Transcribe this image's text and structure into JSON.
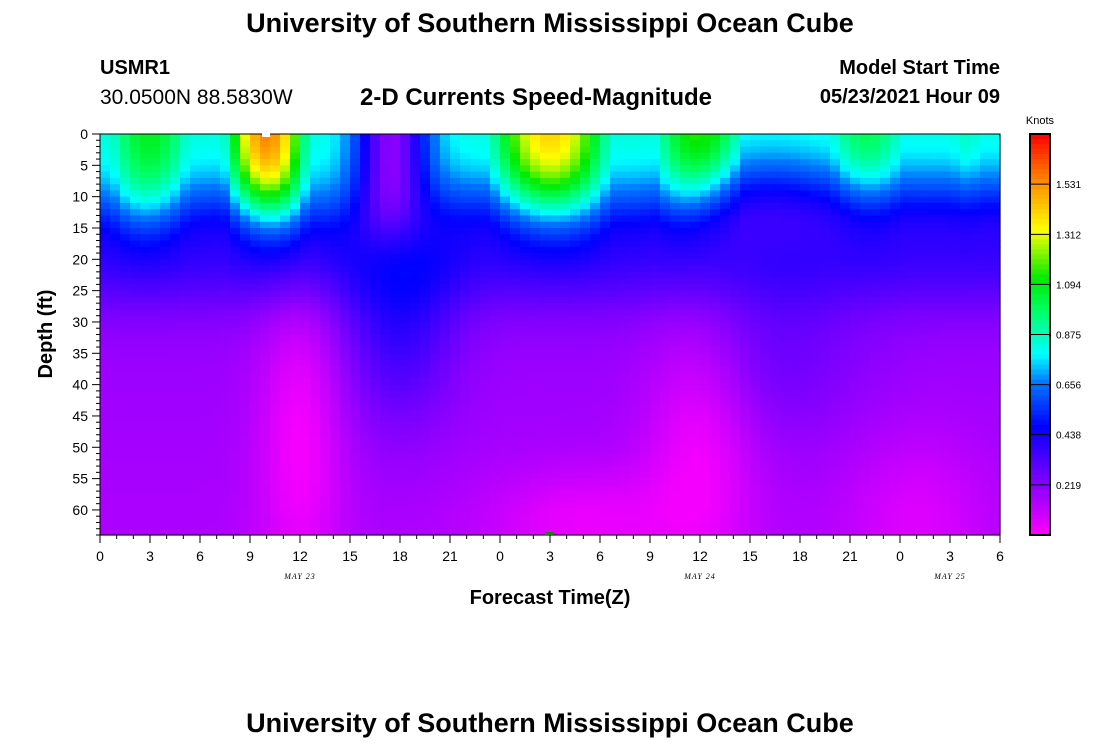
{
  "header": {
    "title_top": "University of Southern Mississippi Ocean Cube",
    "title_bottom": "University of Southern Mississippi Ocean Cube",
    "station_id": "USMR1",
    "station_coords": "30.0500N  88.5830W",
    "model_start_label": "Model Start Time",
    "model_start_value": "05/23/2021 Hour 09"
  },
  "chart_data": {
    "type": "heatmap",
    "title": "2-D Currents Speed-Magnitude",
    "xlabel": "Forecast Time(Z)",
    "ylabel": "Depth (ft)",
    "x_range_hours": [
      0,
      54
    ],
    "y_range_ft": [
      0,
      64
    ],
    "x_ticks": [
      "0",
      "3",
      "6",
      "9",
      "12",
      "15",
      "18",
      "21",
      "0",
      "3",
      "6",
      "9",
      "12",
      "15",
      "18",
      "21",
      "0",
      "3",
      "6"
    ],
    "y_ticks": [
      "0",
      "5",
      "10",
      "15",
      "20",
      "25",
      "30",
      "35",
      "40",
      "45",
      "50",
      "55",
      "60"
    ],
    "date_labels": [
      {
        "label": "MAY 23",
        "hour": 12
      },
      {
        "label": "MAY 24",
        "hour": 36
      },
      {
        "label": "MAY 25",
        "hour": 51
      }
    ],
    "colorbar": {
      "title": "Knots",
      "range": [
        0,
        1.75
      ],
      "labels": [
        "1.531",
        "1.312",
        "1.094",
        "0.875",
        "0.656",
        "0.438",
        "0.219"
      ]
    },
    "speed_peaks_knots": [
      {
        "hour": 10,
        "depth_ft": 1,
        "speed": 1.6
      },
      {
        "hour": 3,
        "depth_ft": 3,
        "speed": 1.1
      },
      {
        "hour": 27,
        "depth_ft": 2,
        "speed": 1.45
      },
      {
        "hour": 36,
        "depth_ft": 3,
        "speed": 1.2
      },
      {
        "hour": 46,
        "depth_ft": 4,
        "speed": 1.05
      },
      {
        "hour": 52,
        "depth_ft": 4,
        "speed": 0.9
      }
    ]
  }
}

####

### What is asked
All lines above with "Time" in them should be returned.

### Exercise output
    "model_start_label": "Model Start Time",
    "xlabel": "Forecast Time(Z)",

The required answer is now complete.